**Exercise directions**
State only the number of lines that contain the string "JSON".
══════════
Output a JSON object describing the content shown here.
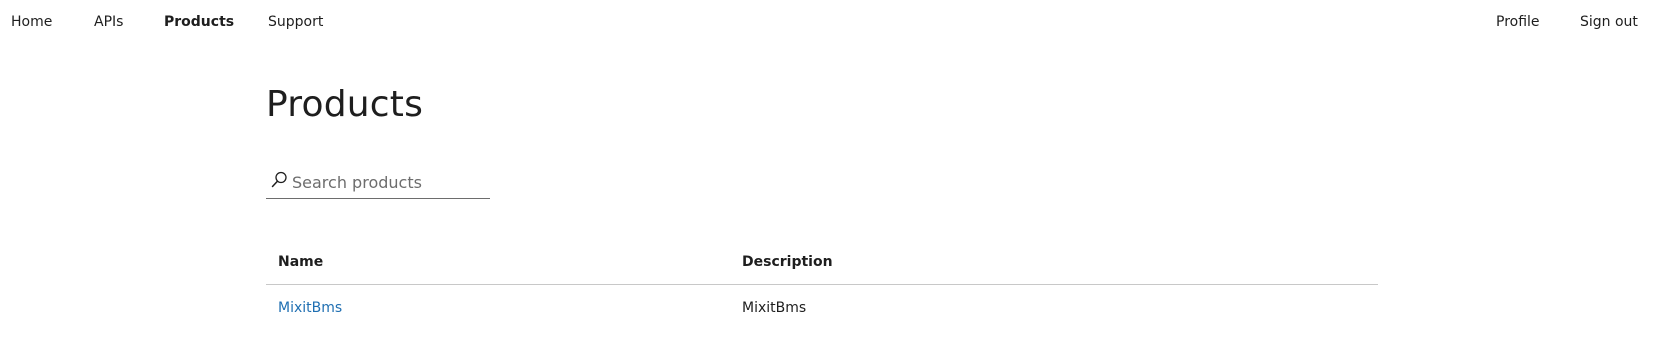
{
  "nav": {
    "left": [
      {
        "label": "Home",
        "active": false
      },
      {
        "label": "APIs",
        "active": false
      },
      {
        "label": "Products",
        "active": true
      },
      {
        "label": "Support",
        "active": false
      }
    ],
    "right": [
      {
        "label": "Profile"
      },
      {
        "label": "Sign out"
      }
    ]
  },
  "page": {
    "title": "Products"
  },
  "search": {
    "placeholder": "Search products",
    "value": "",
    "icon": "search-icon"
  },
  "table": {
    "columns": [
      "Name",
      "Description"
    ],
    "rows": [
      {
        "name": "MixitBms",
        "description": "MixitBms"
      }
    ]
  },
  "colors": {
    "link": "#1f6fb2",
    "text": "#1e1e1e",
    "divider": "#c8c8c8"
  }
}
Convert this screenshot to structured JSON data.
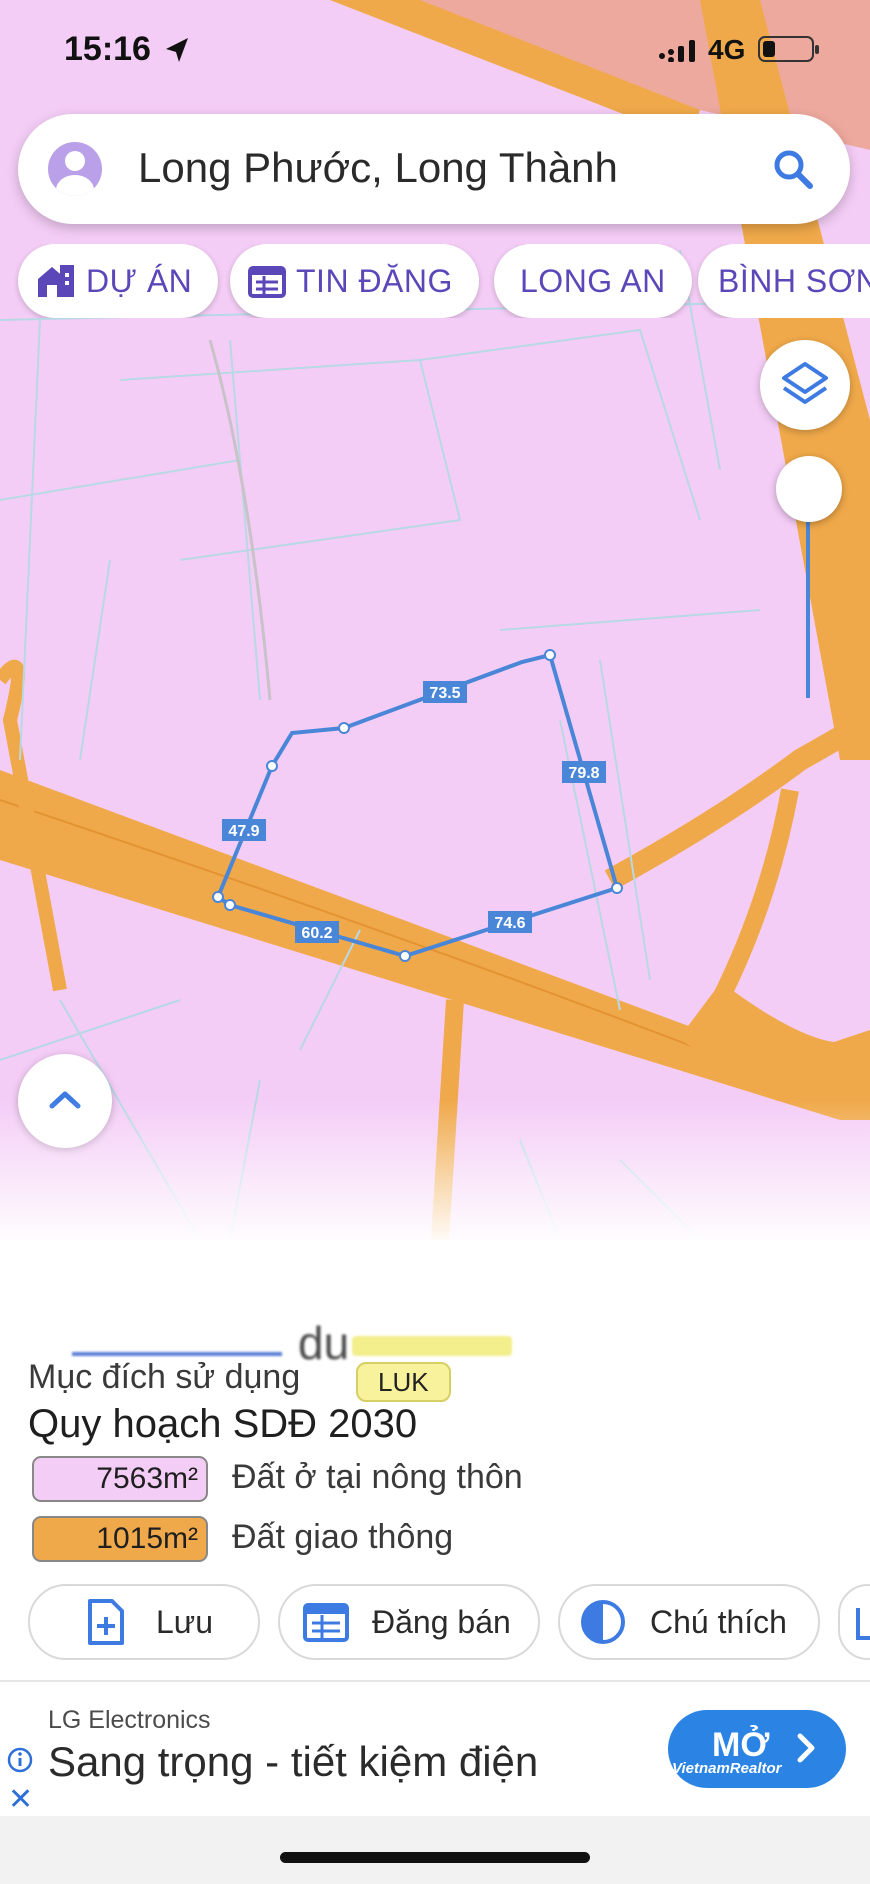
══════════
**Task answer**
2